Task description:
Reproduce the listing below exactly. Pictures do not belong in the copy.

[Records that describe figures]
--- start ---

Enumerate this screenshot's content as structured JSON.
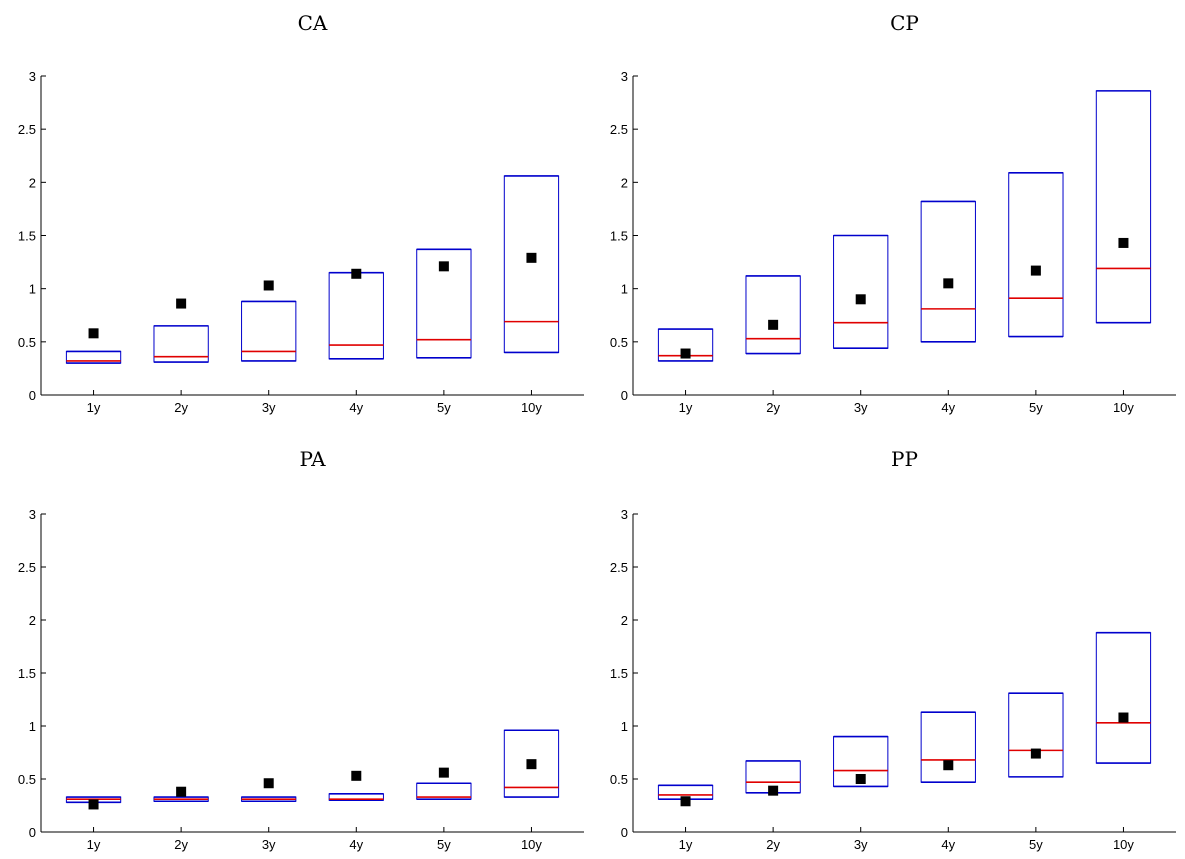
{
  "chart_data": [
    {
      "type": "box",
      "title": "CA",
      "categories": [
        "1y",
        "2y",
        "3y",
        "4y",
        "5y",
        "10y"
      ],
      "ylim": [
        0,
        3
      ],
      "yticks": [
        "0",
        "0.5",
        "1",
        "1.5",
        "2",
        "2.5",
        "3"
      ],
      "boxes": [
        {
          "low": 0.3,
          "high": 0.41,
          "median": 0.32
        },
        {
          "low": 0.31,
          "high": 0.65,
          "median": 0.36
        },
        {
          "low": 0.32,
          "high": 0.88,
          "median": 0.41
        },
        {
          "low": 0.34,
          "high": 1.15,
          "median": 0.47
        },
        {
          "low": 0.35,
          "high": 1.37,
          "median": 0.52
        },
        {
          "low": 0.4,
          "high": 2.06,
          "median": 0.69
        }
      ],
      "markers": [
        0.58,
        0.86,
        1.03,
        1.14,
        1.21,
        1.29
      ]
    },
    {
      "type": "box",
      "title": "CP",
      "categories": [
        "1y",
        "2y",
        "3y",
        "4y",
        "5y",
        "10y"
      ],
      "ylim": [
        0,
        3
      ],
      "yticks": [
        "0",
        "0.5",
        "1",
        "1.5",
        "2",
        "2.5",
        "3"
      ],
      "boxes": [
        {
          "low": 0.32,
          "high": 0.62,
          "median": 0.37
        },
        {
          "low": 0.39,
          "high": 1.12,
          "median": 0.53
        },
        {
          "low": 0.44,
          "high": 1.5,
          "median": 0.68
        },
        {
          "low": 0.5,
          "high": 1.82,
          "median": 0.81
        },
        {
          "low": 0.55,
          "high": 2.09,
          "median": 0.91
        },
        {
          "low": 0.68,
          "high": 2.86,
          "median": 1.19
        }
      ],
      "markers": [
        0.39,
        0.66,
        0.9,
        1.05,
        1.17,
        1.43
      ]
    },
    {
      "type": "box",
      "title": "PA",
      "categories": [
        "1y",
        "2y",
        "3y",
        "4y",
        "5y",
        "10y"
      ],
      "ylim": [
        0,
        3
      ],
      "yticks": [
        "0",
        "0.5",
        "1",
        "1.5",
        "2",
        "2.5",
        "3"
      ],
      "boxes": [
        {
          "low": 0.28,
          "high": 0.33,
          "median": 0.31
        },
        {
          "low": 0.29,
          "high": 0.33,
          "median": 0.31
        },
        {
          "low": 0.29,
          "high": 0.33,
          "median": 0.31
        },
        {
          "low": 0.3,
          "high": 0.36,
          "median": 0.31
        },
        {
          "low": 0.31,
          "high": 0.46,
          "median": 0.33
        },
        {
          "low": 0.33,
          "high": 0.96,
          "median": 0.42
        }
      ],
      "markers": [
        0.26,
        0.38,
        0.46,
        0.53,
        0.56,
        0.64
      ]
    },
    {
      "type": "box",
      "title": "PP",
      "categories": [
        "1y",
        "2y",
        "3y",
        "4y",
        "5y",
        "10y"
      ],
      "ylim": [
        0,
        3
      ],
      "yticks": [
        "0",
        "0.5",
        "1",
        "1.5",
        "2",
        "2.5",
        "3"
      ],
      "boxes": [
        {
          "low": 0.31,
          "high": 0.44,
          "median": 0.35
        },
        {
          "low": 0.37,
          "high": 0.67,
          "median": 0.47
        },
        {
          "low": 0.43,
          "high": 0.9,
          "median": 0.58
        },
        {
          "low": 0.47,
          "high": 1.13,
          "median": 0.68
        },
        {
          "low": 0.52,
          "high": 1.31,
          "median": 0.77
        },
        {
          "low": 0.65,
          "high": 1.88,
          "median": 1.03
        }
      ],
      "markers": [
        0.29,
        0.39,
        0.5,
        0.63,
        0.74,
        1.08
      ]
    }
  ],
  "colors": {
    "box": "#0000cc",
    "median": "#e00000",
    "marker": "#000000"
  }
}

--- end ---

Correct result:
Enumerate this screenshot's content as structured JSON.
{
  "chart_data": [
    {
      "type": "box",
      "title": "CA",
      "categories": [
        "1y",
        "2y",
        "3y",
        "4y",
        "5y",
        "10y"
      ],
      "ylim": [
        0,
        3
      ],
      "yticks": [
        "0",
        "0.5",
        "1",
        "1.5",
        "2",
        "2.5",
        "3"
      ],
      "boxes": [
        {
          "low": 0.3,
          "high": 0.41,
          "median": 0.32
        },
        {
          "low": 0.31,
          "high": 0.65,
          "median": 0.36
        },
        {
          "low": 0.32,
          "high": 0.88,
          "median": 0.41
        },
        {
          "low": 0.34,
          "high": 1.15,
          "median": 0.47
        },
        {
          "low": 0.35,
          "high": 1.37,
          "median": 0.52
        },
        {
          "low": 0.4,
          "high": 2.06,
          "median": 0.69
        }
      ],
      "markers": [
        0.58,
        0.86,
        1.03,
        1.14,
        1.21,
        1.29
      ]
    },
    {
      "type": "box",
      "title": "CP",
      "categories": [
        "1y",
        "2y",
        "3y",
        "4y",
        "5y",
        "10y"
      ],
      "ylim": [
        0,
        3
      ],
      "yticks": [
        "0",
        "0.5",
        "1",
        "1.5",
        "2",
        "2.5",
        "3"
      ],
      "boxes": [
        {
          "low": 0.32,
          "high": 0.62,
          "median": 0.37
        },
        {
          "low": 0.39,
          "high": 1.12,
          "median": 0.53
        },
        {
          "low": 0.44,
          "high": 1.5,
          "median": 0.68
        },
        {
          "low": 0.5,
          "high": 1.82,
          "median": 0.81
        },
        {
          "low": 0.55,
          "high": 2.09,
          "median": 0.91
        },
        {
          "low": 0.68,
          "high": 2.86,
          "median": 1.19
        }
      ],
      "markers": [
        0.39,
        0.66,
        0.9,
        1.05,
        1.17,
        1.43
      ]
    },
    {
      "type": "box",
      "title": "PA",
      "categories": [
        "1y",
        "2y",
        "3y",
        "4y",
        "5y",
        "10y"
      ],
      "ylim": [
        0,
        3
      ],
      "yticks": [
        "0",
        "0.5",
        "1",
        "1.5",
        "2",
        "2.5",
        "3"
      ],
      "boxes": [
        {
          "low": 0.28,
          "high": 0.33,
          "median": 0.31
        },
        {
          "low": 0.29,
          "high": 0.33,
          "median": 0.31
        },
        {
          "low": 0.29,
          "high": 0.33,
          "median": 0.31
        },
        {
          "low": 0.3,
          "high": 0.36,
          "median": 0.31
        },
        {
          "low": 0.31,
          "high": 0.46,
          "median": 0.33
        },
        {
          "low": 0.33,
          "high": 0.96,
          "median": 0.42
        }
      ],
      "markers": [
        0.26,
        0.38,
        0.46,
        0.53,
        0.56,
        0.64
      ]
    },
    {
      "type": "box",
      "title": "PP",
      "categories": [
        "1y",
        "2y",
        "3y",
        "4y",
        "5y",
        "10y"
      ],
      "ylim": [
        0,
        3
      ],
      "yticks": [
        "0",
        "0.5",
        "1",
        "1.5",
        "2",
        "2.5",
        "3"
      ],
      "boxes": [
        {
          "low": 0.31,
          "high": 0.44,
          "median": 0.35
        },
        {
          "low": 0.37,
          "high": 0.67,
          "median": 0.47
        },
        {
          "low": 0.43,
          "high": 0.9,
          "median": 0.58
        },
        {
          "low": 0.47,
          "high": 1.13,
          "median": 0.68
        },
        {
          "low": 0.52,
          "high": 1.31,
          "median": 0.77
        },
        {
          "low": 0.65,
          "high": 1.88,
          "median": 1.03
        }
      ],
      "markers": [
        0.29,
        0.39,
        0.5,
        0.63,
        0.74,
        1.08
      ]
    }
  ],
  "colors": {
    "box": "#0000cc",
    "median": "#e00000",
    "marker": "#000000"
  }
}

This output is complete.